Problem requirements: Go through the listing below and list every line with "习近平强调".

Given data:
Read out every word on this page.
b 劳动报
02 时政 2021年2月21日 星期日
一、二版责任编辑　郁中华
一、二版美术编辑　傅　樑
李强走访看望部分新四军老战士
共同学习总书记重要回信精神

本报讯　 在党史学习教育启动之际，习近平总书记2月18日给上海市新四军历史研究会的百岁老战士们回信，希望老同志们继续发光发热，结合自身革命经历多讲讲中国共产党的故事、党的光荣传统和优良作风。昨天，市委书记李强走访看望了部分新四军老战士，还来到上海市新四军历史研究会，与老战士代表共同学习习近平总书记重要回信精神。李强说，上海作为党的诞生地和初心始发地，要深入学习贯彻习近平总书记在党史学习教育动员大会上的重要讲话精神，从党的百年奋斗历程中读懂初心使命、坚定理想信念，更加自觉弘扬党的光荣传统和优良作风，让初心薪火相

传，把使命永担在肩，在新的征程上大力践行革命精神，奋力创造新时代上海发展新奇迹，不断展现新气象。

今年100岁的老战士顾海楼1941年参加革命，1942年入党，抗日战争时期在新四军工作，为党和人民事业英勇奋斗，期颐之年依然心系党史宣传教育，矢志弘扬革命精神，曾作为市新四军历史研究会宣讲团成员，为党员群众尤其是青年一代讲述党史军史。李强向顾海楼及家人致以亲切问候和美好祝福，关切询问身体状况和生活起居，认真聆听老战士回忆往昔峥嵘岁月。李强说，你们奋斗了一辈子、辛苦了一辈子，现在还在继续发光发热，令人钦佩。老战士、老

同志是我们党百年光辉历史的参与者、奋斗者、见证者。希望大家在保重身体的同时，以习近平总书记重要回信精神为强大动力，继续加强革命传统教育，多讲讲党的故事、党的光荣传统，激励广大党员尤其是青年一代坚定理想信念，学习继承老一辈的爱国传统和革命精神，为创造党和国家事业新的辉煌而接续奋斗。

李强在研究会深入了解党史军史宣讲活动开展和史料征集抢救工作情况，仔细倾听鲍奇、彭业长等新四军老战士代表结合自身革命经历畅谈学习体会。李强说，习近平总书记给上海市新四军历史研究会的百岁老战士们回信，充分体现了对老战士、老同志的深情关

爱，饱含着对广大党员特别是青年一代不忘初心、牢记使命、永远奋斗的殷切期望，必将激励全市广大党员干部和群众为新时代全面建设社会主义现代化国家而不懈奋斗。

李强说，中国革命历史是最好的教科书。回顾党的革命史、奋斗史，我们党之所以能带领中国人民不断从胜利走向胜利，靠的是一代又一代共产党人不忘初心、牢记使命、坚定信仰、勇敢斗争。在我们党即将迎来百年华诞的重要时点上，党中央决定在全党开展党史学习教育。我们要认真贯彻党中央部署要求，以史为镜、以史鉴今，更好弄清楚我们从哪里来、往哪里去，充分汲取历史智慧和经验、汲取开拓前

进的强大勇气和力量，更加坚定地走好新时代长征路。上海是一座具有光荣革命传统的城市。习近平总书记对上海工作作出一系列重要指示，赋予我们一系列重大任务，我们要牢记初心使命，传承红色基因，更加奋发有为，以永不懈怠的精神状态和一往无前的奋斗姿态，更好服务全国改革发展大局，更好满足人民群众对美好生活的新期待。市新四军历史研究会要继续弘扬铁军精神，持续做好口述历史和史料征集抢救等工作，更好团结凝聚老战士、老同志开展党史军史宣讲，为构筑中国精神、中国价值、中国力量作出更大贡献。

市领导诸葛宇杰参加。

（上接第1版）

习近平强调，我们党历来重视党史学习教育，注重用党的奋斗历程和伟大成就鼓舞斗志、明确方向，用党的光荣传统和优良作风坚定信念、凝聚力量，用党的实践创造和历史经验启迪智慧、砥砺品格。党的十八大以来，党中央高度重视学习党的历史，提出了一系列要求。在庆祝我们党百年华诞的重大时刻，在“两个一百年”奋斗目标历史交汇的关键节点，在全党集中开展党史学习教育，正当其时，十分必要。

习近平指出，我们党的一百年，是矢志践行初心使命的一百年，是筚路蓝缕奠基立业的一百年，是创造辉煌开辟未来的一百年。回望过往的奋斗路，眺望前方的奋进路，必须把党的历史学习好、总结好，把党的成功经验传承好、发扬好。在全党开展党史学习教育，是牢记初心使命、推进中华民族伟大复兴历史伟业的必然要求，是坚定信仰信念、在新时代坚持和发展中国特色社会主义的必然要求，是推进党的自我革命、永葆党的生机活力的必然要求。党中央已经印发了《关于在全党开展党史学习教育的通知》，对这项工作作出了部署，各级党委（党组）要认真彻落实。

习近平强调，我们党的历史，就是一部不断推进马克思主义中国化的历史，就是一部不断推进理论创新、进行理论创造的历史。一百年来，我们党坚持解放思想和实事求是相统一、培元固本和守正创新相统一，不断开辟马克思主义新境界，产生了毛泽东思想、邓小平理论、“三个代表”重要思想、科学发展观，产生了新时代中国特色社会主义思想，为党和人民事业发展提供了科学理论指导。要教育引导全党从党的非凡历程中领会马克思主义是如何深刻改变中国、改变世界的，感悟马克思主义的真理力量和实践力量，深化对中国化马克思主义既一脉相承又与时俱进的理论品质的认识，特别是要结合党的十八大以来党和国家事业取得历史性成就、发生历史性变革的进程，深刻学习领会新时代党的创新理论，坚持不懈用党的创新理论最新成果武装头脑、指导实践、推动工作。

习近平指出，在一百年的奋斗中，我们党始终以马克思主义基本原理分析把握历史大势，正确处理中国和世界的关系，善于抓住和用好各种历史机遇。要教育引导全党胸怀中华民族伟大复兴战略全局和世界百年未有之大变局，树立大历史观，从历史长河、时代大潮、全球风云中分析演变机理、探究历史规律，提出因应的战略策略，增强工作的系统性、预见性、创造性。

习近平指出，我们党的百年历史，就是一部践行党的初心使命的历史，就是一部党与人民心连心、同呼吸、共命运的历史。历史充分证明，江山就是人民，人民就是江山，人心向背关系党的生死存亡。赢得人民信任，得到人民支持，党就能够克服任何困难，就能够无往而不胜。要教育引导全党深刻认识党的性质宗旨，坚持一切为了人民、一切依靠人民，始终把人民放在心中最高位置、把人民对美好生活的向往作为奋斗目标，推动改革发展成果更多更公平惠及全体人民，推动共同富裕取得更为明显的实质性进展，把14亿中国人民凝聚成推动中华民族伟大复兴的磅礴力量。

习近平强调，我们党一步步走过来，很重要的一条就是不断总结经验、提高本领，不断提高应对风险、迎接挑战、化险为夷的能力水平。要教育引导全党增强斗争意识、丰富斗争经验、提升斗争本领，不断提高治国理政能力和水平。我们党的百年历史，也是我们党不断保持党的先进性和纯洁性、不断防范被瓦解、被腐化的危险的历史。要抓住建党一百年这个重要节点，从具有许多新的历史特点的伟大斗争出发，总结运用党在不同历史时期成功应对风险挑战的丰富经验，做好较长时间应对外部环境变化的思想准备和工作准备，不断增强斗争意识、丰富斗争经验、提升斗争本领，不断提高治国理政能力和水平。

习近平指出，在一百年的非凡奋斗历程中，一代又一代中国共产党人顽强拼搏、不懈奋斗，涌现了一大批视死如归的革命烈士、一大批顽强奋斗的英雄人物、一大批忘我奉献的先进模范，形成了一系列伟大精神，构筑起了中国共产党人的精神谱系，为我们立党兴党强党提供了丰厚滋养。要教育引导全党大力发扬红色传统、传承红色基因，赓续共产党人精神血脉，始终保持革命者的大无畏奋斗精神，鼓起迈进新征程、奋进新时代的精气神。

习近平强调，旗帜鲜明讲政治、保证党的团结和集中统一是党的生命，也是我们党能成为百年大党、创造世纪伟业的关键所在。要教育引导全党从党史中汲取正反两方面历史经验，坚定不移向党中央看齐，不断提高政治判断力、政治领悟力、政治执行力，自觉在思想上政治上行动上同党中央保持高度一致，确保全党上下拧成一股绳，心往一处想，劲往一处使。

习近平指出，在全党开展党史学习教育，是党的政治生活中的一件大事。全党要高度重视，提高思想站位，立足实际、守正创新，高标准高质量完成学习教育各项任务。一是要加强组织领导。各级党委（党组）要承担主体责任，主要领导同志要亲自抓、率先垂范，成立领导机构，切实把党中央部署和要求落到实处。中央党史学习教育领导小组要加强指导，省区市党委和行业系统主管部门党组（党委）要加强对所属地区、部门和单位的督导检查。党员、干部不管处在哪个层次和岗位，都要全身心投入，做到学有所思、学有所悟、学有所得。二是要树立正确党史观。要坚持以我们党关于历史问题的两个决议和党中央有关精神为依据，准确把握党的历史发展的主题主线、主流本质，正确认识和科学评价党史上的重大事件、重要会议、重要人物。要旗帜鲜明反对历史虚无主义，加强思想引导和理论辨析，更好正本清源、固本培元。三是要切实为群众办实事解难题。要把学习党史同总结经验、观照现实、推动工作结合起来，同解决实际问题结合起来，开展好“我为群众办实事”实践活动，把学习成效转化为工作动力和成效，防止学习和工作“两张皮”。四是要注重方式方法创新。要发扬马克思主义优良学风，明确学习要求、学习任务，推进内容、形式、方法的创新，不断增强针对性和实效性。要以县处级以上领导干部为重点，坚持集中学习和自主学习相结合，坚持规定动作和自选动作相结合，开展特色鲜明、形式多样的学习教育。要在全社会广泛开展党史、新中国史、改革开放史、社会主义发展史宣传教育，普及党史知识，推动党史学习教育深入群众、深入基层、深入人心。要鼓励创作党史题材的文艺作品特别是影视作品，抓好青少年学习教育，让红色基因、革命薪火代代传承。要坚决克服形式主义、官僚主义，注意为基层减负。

Expected output:
习近平强调，我们党历来重视党史学习教育，注重用党的奋斗历程和伟大成就鼓舞斗志、明确方向，用党的光荣传统和优良作风坚定信念、凝聚力量，用党的实践创造和历史经验启迪智慧、砥砺品格。党的十八大以来，党中央高度重视学习党的历史，提出了一系列要求。在庆祝我们党百年华诞的重大时刻，在“两个一百年”奋斗目标历史交汇的关键节点，在全党集中开展党史学习教育，正当其时，十分必要。
习近平强调，我们党的历史，就是一部不断推进马克思主义中国化的历史，就是一部不断推进理论创新、进行理论创造的历史。一百年来，我们党坚持解放思想和实事求是相统一、培元固本和守正创新相统一，不断开辟马克思主义新境界，产生了毛泽东思想、邓小平理论、“三个代表”重要思想、科学发展观，产生了新时代中国特色社会主义思想，为党和人民事业发展提供了科学理论指导。要教育引导全党从党的非凡历程中领会马克思主义是如何深刻改变中国、改变世界的，感悟马克思主义的真理力量和实践力量，深化对中国化马克思主义既一脉相承又与时俱进的理论品质的认识，特别是要结合党的十八大以来党和国家事业取得历史性成就、发生历史性变革的进程，深刻学习领会新时代党的创新理论，坚持不懈用党的创新理论最新成果武装头脑、指导实践、推动工作。
习近平强调，我们党一步步走过来，很重要的一条就是不断总结经验、提高本领，不断提高应对风险、迎接挑战、化险为夷的能力水平。要教育引导全党增强斗争意识、丰富斗争经验、提升斗争本领，不断提高治国理政能力和水平。我们党的百年历史，也是我们党不断保持党的先进性和纯洁性、不断防范被瓦解、被腐化的危险的历史。要抓住建党一百年这个重要节点，从具有许多新的历史特点的伟大斗争出发，总结运用党在不同历史时期成功应对风险挑战的丰富经验，做好较长时间应对外部环境变化的思想准备和工作准备，不断增强斗争意识、丰富斗争经验、提升斗争本领，不断提高治国理政能力和水平。
习近平强调，旗帜鲜明讲政治、保证党的团结和集中统一是党的生命，也是我们党能成为百年大党、创造世纪伟业的关键所在。要教育引导全党从党史中汲取正反两方面历史经验，坚定不移向党中央看齐，不断提高政治判断力、政治领悟力、政治执行力，自觉在思想上政治上行动上同党中央保持高度一致，确保全党上下拧成一股绳，心往一处想，劲往一处使。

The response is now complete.